■ Aim of the task
Write out the entries unchanged, starting with their first line and going on through the line that contains "table-row[interactable]: rddo Projet".

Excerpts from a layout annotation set

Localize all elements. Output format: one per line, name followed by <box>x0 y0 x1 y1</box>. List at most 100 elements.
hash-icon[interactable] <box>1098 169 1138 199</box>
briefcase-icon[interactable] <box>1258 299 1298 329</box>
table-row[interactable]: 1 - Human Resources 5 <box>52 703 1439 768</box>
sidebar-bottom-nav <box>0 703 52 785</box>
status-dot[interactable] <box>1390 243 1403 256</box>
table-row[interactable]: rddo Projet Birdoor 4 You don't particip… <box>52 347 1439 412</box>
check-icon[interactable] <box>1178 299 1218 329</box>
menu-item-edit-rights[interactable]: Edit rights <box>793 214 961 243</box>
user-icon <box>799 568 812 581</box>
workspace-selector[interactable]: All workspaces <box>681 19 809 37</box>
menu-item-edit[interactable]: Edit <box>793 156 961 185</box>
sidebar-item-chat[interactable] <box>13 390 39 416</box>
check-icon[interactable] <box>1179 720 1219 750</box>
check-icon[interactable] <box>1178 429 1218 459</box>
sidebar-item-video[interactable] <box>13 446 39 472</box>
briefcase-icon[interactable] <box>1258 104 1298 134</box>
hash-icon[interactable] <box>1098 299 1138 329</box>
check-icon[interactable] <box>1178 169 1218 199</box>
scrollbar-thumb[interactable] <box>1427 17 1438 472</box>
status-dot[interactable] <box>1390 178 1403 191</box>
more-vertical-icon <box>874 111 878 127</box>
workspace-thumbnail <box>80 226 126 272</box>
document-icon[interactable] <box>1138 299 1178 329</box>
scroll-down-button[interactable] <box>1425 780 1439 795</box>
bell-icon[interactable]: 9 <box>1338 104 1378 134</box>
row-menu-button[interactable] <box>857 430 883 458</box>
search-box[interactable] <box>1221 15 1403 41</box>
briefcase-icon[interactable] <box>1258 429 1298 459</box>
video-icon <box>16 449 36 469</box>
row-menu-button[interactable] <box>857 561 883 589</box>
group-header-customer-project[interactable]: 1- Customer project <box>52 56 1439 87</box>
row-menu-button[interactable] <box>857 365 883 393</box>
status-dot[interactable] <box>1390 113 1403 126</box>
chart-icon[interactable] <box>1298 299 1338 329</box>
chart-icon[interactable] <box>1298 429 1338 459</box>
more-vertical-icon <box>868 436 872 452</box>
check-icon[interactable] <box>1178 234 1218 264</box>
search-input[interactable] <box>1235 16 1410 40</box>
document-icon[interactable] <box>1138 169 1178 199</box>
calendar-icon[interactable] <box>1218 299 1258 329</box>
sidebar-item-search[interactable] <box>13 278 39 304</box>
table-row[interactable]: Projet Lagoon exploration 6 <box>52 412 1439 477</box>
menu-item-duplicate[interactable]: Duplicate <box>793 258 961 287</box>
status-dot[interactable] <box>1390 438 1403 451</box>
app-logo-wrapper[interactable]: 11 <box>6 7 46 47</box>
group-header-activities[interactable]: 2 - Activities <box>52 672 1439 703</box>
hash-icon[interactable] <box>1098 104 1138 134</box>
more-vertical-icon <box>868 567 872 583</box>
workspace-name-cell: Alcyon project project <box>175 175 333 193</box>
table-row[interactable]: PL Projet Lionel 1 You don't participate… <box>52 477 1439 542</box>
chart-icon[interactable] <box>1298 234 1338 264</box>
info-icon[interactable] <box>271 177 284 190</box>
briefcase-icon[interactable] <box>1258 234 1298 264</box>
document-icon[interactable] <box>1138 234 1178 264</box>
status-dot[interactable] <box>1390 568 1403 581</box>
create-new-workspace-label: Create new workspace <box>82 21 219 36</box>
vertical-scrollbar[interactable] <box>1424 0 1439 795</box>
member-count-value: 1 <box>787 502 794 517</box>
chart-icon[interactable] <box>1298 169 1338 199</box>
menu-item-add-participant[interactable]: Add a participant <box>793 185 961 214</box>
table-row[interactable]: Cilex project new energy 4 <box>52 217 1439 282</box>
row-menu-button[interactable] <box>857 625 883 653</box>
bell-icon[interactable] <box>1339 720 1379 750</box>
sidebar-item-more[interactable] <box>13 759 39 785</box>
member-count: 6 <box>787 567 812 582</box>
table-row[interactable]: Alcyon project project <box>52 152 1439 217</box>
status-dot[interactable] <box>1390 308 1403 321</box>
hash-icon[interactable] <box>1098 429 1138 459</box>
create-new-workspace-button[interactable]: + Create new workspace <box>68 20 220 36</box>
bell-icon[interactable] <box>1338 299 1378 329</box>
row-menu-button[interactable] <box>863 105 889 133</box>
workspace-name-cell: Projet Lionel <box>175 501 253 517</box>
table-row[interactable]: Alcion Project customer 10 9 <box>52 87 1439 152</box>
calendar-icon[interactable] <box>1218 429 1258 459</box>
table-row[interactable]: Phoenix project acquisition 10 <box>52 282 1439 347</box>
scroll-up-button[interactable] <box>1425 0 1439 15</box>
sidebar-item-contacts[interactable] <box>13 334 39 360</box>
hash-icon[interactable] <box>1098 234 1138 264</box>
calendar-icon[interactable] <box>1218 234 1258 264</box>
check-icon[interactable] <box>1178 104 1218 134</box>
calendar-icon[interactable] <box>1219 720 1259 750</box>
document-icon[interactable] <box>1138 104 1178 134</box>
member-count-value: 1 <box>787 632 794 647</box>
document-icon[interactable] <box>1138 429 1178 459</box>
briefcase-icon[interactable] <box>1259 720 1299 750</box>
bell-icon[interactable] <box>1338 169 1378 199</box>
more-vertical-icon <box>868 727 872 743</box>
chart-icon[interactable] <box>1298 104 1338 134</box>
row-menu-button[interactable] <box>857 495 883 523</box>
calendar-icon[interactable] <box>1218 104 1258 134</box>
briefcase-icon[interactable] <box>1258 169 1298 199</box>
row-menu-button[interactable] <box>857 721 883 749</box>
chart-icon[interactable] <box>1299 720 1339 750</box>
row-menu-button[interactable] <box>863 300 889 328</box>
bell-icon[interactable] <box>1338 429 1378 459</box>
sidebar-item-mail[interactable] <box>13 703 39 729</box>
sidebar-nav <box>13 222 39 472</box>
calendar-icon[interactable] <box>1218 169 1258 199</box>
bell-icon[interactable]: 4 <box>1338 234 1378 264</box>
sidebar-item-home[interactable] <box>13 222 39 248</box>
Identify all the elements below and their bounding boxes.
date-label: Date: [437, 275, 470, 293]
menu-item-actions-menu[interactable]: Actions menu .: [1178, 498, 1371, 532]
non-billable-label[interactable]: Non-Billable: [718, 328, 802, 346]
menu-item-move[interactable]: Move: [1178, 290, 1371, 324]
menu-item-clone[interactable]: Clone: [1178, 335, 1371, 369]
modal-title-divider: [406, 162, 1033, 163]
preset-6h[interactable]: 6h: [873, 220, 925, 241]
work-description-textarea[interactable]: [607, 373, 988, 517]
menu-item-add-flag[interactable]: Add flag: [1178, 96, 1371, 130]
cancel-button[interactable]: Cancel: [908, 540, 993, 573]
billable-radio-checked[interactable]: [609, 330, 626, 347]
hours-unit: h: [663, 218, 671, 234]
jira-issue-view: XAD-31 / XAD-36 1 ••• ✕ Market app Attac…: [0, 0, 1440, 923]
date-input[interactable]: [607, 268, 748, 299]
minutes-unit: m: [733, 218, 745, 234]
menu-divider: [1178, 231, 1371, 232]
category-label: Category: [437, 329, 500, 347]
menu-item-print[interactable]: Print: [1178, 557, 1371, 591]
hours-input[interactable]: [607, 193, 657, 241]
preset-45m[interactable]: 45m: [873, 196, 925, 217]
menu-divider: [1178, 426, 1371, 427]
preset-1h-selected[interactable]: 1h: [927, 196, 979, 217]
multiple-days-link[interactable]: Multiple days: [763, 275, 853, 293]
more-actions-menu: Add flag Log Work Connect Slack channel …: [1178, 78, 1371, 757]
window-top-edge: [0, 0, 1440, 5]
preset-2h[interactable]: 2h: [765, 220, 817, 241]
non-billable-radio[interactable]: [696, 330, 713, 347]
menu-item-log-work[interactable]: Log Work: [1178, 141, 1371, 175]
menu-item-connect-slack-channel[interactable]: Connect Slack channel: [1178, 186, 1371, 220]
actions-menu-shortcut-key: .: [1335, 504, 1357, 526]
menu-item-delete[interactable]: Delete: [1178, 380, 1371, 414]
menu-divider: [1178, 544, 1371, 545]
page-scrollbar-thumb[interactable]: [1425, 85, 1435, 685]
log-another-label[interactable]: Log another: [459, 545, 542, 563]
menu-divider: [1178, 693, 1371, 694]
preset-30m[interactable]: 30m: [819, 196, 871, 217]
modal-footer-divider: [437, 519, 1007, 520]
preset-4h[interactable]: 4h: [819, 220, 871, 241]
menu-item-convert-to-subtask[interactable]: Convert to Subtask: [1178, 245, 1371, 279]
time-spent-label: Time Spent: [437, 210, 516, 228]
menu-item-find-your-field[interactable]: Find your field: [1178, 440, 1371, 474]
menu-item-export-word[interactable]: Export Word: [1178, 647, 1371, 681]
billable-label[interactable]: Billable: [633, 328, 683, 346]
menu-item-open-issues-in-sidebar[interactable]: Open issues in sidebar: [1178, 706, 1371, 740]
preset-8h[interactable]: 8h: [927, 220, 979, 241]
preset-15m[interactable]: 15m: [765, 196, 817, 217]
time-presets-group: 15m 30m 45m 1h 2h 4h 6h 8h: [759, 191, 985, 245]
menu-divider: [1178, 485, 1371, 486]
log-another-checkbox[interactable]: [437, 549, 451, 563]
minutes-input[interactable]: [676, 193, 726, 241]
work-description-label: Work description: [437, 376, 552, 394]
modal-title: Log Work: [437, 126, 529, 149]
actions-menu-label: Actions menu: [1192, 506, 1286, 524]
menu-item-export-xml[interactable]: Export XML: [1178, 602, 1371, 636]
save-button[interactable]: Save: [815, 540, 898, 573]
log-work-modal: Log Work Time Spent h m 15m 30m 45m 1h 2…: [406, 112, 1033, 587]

■ Final result
Localize all elements. Output format: one per line, name followed by <box>x0 y0 x1 y1</box>. List at most 100 elements.
hash-icon[interactable] <box>1098 169 1138 199</box>
briefcase-icon[interactable] <box>1258 299 1298 329</box>
table-row[interactable]: 1 - Human Resources 5 <box>52 703 1439 768</box>
sidebar-bottom-nav <box>0 703 52 785</box>
status-dot[interactable] <box>1390 243 1403 256</box>
table-row[interactable]: rddo Projet Birdoor 4 You don't particip… <box>52 347 1439 412</box>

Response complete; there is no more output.